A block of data
=======

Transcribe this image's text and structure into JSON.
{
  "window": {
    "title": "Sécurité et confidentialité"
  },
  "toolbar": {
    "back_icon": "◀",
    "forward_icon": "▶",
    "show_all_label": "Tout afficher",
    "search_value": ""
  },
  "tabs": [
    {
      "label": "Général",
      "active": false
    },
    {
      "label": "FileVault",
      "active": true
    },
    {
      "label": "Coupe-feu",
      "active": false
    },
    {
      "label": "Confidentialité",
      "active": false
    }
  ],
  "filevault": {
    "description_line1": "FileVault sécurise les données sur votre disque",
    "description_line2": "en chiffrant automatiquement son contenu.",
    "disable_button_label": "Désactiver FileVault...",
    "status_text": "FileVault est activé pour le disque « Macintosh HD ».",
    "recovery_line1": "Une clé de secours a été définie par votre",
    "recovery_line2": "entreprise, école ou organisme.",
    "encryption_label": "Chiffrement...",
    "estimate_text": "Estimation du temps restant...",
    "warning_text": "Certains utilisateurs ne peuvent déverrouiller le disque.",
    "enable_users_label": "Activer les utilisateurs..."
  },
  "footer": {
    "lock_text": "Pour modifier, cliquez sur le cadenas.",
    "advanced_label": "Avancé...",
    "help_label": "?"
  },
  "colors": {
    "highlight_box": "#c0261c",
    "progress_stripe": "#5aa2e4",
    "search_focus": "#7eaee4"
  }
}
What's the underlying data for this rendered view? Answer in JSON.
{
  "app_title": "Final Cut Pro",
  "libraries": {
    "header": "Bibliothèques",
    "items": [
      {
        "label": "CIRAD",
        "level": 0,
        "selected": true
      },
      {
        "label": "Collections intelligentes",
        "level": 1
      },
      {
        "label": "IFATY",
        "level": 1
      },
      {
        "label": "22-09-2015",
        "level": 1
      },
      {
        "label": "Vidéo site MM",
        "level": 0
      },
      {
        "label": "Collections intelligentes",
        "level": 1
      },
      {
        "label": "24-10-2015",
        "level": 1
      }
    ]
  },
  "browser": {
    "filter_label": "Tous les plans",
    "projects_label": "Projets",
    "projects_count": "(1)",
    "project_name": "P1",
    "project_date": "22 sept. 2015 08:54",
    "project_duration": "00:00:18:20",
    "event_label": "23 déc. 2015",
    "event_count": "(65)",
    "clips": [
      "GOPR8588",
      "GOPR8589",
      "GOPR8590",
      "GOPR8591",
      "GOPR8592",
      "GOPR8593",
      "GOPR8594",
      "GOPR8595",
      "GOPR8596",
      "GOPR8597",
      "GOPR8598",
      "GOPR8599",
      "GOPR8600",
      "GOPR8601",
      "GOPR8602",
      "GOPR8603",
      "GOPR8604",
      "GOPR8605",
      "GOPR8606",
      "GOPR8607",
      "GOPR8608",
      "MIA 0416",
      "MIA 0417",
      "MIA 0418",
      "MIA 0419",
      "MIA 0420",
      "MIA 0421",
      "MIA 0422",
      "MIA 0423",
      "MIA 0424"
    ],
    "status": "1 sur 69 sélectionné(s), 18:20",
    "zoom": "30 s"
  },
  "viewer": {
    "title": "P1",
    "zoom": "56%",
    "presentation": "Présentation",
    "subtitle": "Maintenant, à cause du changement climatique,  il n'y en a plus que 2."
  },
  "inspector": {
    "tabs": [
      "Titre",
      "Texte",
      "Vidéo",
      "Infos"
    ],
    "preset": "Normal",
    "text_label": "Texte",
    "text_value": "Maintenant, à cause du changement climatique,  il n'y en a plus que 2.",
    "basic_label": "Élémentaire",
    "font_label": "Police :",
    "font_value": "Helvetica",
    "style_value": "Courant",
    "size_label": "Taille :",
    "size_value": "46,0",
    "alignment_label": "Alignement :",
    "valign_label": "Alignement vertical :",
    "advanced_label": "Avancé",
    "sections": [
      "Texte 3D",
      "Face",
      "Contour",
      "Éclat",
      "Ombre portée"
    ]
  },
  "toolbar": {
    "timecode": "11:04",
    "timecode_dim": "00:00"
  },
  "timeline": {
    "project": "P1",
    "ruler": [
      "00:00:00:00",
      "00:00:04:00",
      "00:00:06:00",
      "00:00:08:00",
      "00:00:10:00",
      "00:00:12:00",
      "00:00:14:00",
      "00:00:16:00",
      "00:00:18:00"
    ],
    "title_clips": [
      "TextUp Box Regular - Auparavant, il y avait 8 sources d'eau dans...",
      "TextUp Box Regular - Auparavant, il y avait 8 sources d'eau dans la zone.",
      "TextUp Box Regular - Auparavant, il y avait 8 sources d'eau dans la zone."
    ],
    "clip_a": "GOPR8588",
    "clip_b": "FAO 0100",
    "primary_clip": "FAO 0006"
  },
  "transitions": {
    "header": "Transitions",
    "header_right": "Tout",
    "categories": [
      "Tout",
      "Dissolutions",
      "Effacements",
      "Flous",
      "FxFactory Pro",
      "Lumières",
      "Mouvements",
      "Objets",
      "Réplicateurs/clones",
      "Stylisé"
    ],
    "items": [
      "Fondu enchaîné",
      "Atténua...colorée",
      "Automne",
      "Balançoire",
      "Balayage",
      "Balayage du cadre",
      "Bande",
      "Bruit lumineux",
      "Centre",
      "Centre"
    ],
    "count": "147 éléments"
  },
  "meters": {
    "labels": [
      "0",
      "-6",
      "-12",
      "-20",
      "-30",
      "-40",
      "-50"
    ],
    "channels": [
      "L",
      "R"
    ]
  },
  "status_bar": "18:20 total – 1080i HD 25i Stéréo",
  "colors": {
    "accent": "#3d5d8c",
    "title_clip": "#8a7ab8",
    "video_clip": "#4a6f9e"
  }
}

=======

# Given instruction
Each entry above is to be set down again in exactly the same words.

# Task solution
Transcribe this image's text and structure into JSON.
{
  "window": {
    "title": "Sécurité et confidentialité"
  },
  "toolbar": {
    "back_icon": "◀",
    "forward_icon": "▶",
    "show_all_label": "Tout afficher",
    "search_value": ""
  },
  "tabs": [
    {
      "label": "Général",
      "active": false
    },
    {
      "label": "FileVault",
      "active": true
    },
    {
      "label": "Coupe-feu",
      "active": false
    },
    {
      "label": "Confidentialité",
      "active": false
    }
  ],
  "filevault": {
    "description_line1": "FileVault sécurise les données sur votre disque",
    "description_line2": "en chiffrant automatiquement son contenu.",
    "disable_button_label": "Désactiver FileVault...",
    "status_text": "FileVault est activé pour le disque « Macintosh HD ».",
    "recovery_line1": "Une clé de secours a été définie par votre",
    "recovery_line2": "entreprise, école ou organisme.",
    "encryption_label": "Chiffrement...",
    "estimate_text": "Estimation du temps restant...",
    "warning_text": "Certains utilisateurs ne peuvent déverrouiller le disque.",
    "enable_users_label": "Activer les utilisateurs..."
  },
  "footer": {
    "lock_text": "Pour modifier, cliquez sur le cadenas.",
    "advanced_label": "Avancé...",
    "help_label": "?"
  },
  "colors": {
    "highlight_box": "#c0261c",
    "progress_stripe": "#5aa2e4",
    "search_focus": "#7eaee4"
  }
}
What's the underlying data for this rendered view? Answer in JSON.
{
  "app_title": "Final Cut Pro",
  "libraries": {
    "header": "Bibliothèques",
    "items": [
      {
        "label": "CIRAD",
        "level": 0,
        "selected": true
      },
      {
        "label": "Collections intelligentes",
        "level": 1
      },
      {
        "label": "IFATY",
        "level": 1
      },
      {
        "label": "22-09-2015",
        "level": 1
      },
      {
        "label": "Vidéo site MM",
        "level": 0
      },
      {
        "label": "Collections intelligentes",
        "level": 1
      },
      {
        "label": "24-10-2015",
        "level": 1
      }
    ]
  },
  "browser": {
    "filter_label": "Tous les plans",
    "projects_label": "Projets",
    "projects_count": "(1)",
    "project_name": "P1",
    "project_date": "22 sept. 2015 08:54",
    "project_duration": "00:00:18:20",
    "event_label": "23 déc. 2015",
    "event_count": "(65)",
    "clips": [
      "GOPR8588",
      "GOPR8589",
      "GOPR8590",
      "GOPR8591",
      "GOPR8592",
      "GOPR8593",
      "GOPR8594",
      "GOPR8595",
      "GOPR8596",
      "GOPR8597",
      "GOPR8598",
      "GOPR8599",
      "GOPR8600",
      "GOPR8601",
      "GOPR8602",
      "GOPR8603",
      "GOPR8604",
      "GOPR8605",
      "GOPR8606",
      "GOPR8607",
      "GOPR8608",
      "MIA 0416",
      "MIA 0417",
      "MIA 0418",
      "MIA 0419",
      "MIA 0420",
      "MIA 0421",
      "MIA 0422",
      "MIA 0423",
      "MIA 0424"
    ],
    "status": "1 sur 69 sélectionné(s), 18:20",
    "zoom": "30 s"
  },
  "viewer": {
    "title": "P1",
    "zoom": "56%",
    "presentation": "Présentation",
    "subtitle": "Maintenant, à cause du changement climatique,  il n'y en a plus que 2."
  },
  "inspector": {
    "tabs": [
      "Titre",
      "Texte",
      "Vidéo",
      "Infos"
    ],
    "preset": "Normal",
    "text_label": "Texte",
    "text_value": "Maintenant, à cause du changement climatique,  il n'y en a plus que 2.",
    "basic_label": "Élémentaire",
    "font_label": "Police :",
    "font_value": "Helvetica",
    "style_value": "Courant",
    "size_label": "Taille :",
    "size_value": "46,0",
    "alignment_label": "Alignement :",
    "valign_label": "Alignement vertical :",
    "advanced_label": "Avancé",
    "sections": [
      "Texte 3D",
      "Face",
      "Contour",
      "Éclat",
      "Ombre portée"
    ]
  },
  "toolbar": {
    "timecode": "11:04",
    "timecode_dim": "00:00"
  },
  "timeline": {
    "project": "P1",
    "ruler": [
      "00:00:00:00",
      "00:00:04:00",
      "00:00:06:00",
      "00:00:08:00",
      "00:00:10:00",
      "00:00:12:00",
      "00:00:14:00",
      "00:00:16:00",
      "00:00:18:00"
    ],
    "title_clips": [
      "TextUp Box Regular - Auparavant, il y avait 8 sources d'eau dans...",
      "TextUp Box Regular - Auparavant, il y avait 8 sources d'eau dans la zone.",
      "TextUp Box Regular - Auparavant, il y avait 8 sources d'eau dans la zone."
    ],
    "clip_a": "GOPR8588",
    "clip_b": "FAO 0100",
    "primary_clip": "FAO 0006"
  },
  "transitions": {
    "header": "Transitions",
    "header_right": "Tout",
    "categories": [
      "Tout",
      "Dissolutions",
      "Effacements",
      "Flous",
      "FxFactory Pro",
      "Lumières",
      "Mouvements",
      "Objets",
      "Réplicateurs/clones",
      "Stylisé"
    ],
    "items": [
      "Fondu enchaîné",
      "Atténua...colorée",
      "Automne",
      "Balançoire",
      "Balayage",
      "Balayage du cadre",
      "Bande",
      "Bruit lumineux",
      "Centre",
      "Centre"
    ],
    "count": "147 éléments"
  },
  "meters": {
    "labels": [
      "0",
      "-6",
      "-12",
      "-20",
      "-30",
      "-40",
      "-50"
    ],
    "channels": [
      "L",
      "R"
    ]
  },
  "status_bar": "18:20 total – 1080i HD 25i Stéréo",
  "colors": {
    "accent": "#3d5d8c",
    "title_clip": "#8a7ab8",
    "video_clip": "#4a6f9e"
  }
}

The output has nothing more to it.